-- begin RAW DATA --
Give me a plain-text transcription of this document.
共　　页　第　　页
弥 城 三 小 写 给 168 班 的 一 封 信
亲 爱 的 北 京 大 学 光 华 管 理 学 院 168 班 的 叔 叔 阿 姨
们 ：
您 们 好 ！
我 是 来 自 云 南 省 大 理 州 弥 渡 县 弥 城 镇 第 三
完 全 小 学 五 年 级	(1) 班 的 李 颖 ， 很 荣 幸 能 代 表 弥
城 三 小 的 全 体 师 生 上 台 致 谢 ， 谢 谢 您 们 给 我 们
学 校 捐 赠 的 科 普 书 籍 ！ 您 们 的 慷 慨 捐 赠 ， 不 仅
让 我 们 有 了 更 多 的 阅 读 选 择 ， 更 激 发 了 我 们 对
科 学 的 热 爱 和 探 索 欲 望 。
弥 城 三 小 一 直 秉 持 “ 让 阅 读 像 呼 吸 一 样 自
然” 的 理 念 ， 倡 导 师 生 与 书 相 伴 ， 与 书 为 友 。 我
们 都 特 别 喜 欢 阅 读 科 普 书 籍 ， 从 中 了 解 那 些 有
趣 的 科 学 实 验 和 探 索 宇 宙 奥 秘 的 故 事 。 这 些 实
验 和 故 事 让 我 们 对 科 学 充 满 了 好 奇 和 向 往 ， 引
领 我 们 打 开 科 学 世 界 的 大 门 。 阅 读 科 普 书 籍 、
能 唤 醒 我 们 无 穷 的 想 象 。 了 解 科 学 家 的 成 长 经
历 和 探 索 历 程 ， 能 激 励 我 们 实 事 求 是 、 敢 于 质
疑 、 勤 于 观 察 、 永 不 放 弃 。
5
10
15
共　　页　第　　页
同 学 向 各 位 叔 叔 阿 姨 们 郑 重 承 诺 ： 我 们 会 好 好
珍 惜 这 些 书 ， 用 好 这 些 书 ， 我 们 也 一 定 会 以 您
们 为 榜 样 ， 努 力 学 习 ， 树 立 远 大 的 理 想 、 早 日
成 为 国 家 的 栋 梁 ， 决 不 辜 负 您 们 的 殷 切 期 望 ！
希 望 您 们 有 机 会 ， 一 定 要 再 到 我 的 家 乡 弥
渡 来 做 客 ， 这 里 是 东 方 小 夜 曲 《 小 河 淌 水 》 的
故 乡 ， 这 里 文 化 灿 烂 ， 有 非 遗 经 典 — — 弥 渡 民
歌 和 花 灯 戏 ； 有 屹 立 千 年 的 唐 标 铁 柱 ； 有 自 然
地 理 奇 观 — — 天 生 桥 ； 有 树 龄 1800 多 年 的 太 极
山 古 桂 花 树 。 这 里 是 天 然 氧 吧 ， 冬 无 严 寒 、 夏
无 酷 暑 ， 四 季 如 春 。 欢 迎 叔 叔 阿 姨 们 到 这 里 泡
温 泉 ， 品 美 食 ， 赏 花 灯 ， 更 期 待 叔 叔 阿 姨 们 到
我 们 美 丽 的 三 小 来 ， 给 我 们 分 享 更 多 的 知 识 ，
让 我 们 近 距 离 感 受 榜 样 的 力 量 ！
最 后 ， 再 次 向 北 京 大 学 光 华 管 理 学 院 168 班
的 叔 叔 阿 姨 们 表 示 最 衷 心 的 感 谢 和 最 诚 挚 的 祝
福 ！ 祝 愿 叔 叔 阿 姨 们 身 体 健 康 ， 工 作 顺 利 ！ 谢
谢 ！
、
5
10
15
-- end RAW DATA --
WRITTEN REQUEST: Copy all of the data exactly.

SOLUTION FOR THIS TASK:
Give me a plain-text transcription of this document.
共　　页　第　　页
弥 城 三 小 写 给 168 班 的 一 封 信
亲 爱 的 北 京 大 学 光 华 管 理 学 院 168 班 的 叔 叔 阿 姨
们 ：
您 们 好 ！
我 是 来 自 云 南 省 大 理 州 弥 渡 县 弥 城 镇 第 三
完 全 小 学 五 年 级	(1) 班 的 李 颖 ， 很 荣 幸 能 代 表 弥
城 三 小 的 全 体 师 生 上 台 致 谢 ， 谢 谢 您 们 给 我 们
学 校 捐 赠 的 科 普 书 籍 ！ 您 们 的 慷 慨 捐 赠 ， 不 仅
让 我 们 有 了 更 多 的 阅 读 选 择 ， 更 激 发 了 我 们 对
科 学 的 热 爱 和 探 索 欲 望 。
弥 城 三 小 一 直 秉 持 “ 让 阅 读 像 呼 吸 一 样 自
然” 的 理 念 ， 倡 导 师 生 与 书 相 伴 ， 与 书 为 友 。 我
们 都 特 别 喜 欢 阅 读 科 普 书 籍 ， 从 中 了 解 那 些 有
趣 的 科 学 实 验 和 探 索 宇 宙 奥 秘 的 故 事 。 这 些 实
验 和 故 事 让 我 们 对 科 学 充 满 了 好 奇 和 向 往 ， 引
领 我 们 打 开 科 学 世 界 的 大 门 。 阅 读 科 普 书 籍 、
能 唤 醒 我 们 无 穷 的 想 象 。 了 解 科 学 家 的 成 长 经
历 和 探 索 历 程 ， 能 激 励 我 们 实 事 求 是 、 敢 于 质
疑 、 勤 于 观 察 、 永 不 放 弃 。
5
10
15
共　　页　第　　页
同 学 向 各 位 叔 叔 阿 姨 们 郑 重 承 诺 ： 我 们 会 好 好
珍 惜 这 些 书 ， 用 好 这 些 书 ， 我 们 也 一 定 会 以 您
们 为 榜 样 ， 努 力 学 习 ， 树 立 远 大 的 理 想 、 早 日
成 为 国 家 的 栋 梁 ， 决 不 辜 负 您 们 的 殷 切 期 望 ！
希 望 您 们 有 机 会 ， 一 定 要 再 到 我 的 家 乡 弥
渡 来 做 客 ， 这 里 是 东 方 小 夜 曲 《 小 河 淌 水 》 的
故 乡 ， 这 里 文 化 灿 烂 ， 有 非 遗 经 典 — — 弥 渡 民
歌 和 花 灯 戏 ； 有 屹 立 千 年 的 唐 标 铁 柱 ； 有 自 然
地 理 奇 观 — — 天 生 桥 ； 有 树 龄 1800 多 年 的 太 极
山 古 桂 花 树 。 这 里 是 天 然 氧 吧 ， 冬 无 严 寒 、 夏
无 酷 暑 ， 四 季 如 春 。 欢 迎 叔 叔 阿 姨 们 到 这 里 泡
温 泉 ， 品 美 食 ， 赏 花 灯 ， 更 期 待 叔 叔 阿 姨 们 到
我 们 美 丽 的 三 小 来 ， 给 我 们 分 享 更 多 的 知 识 ，
让 我 们 近 距 离 感 受 榜 样 的 力 量 ！
最 后 ， 再 次 向 北 京 大 学 光 华 管 理 学 院 168 班
的 叔 叔 阿 姨 们 表 示 最 衷 心 的 感 谢 和 最 诚 挚 的 祝
福 ！ 祝 愿 叔 叔 阿 姨 们 身 体 健 康 ， 工 作 顺 利 ！ 谢
谢 ！
、
5
10
15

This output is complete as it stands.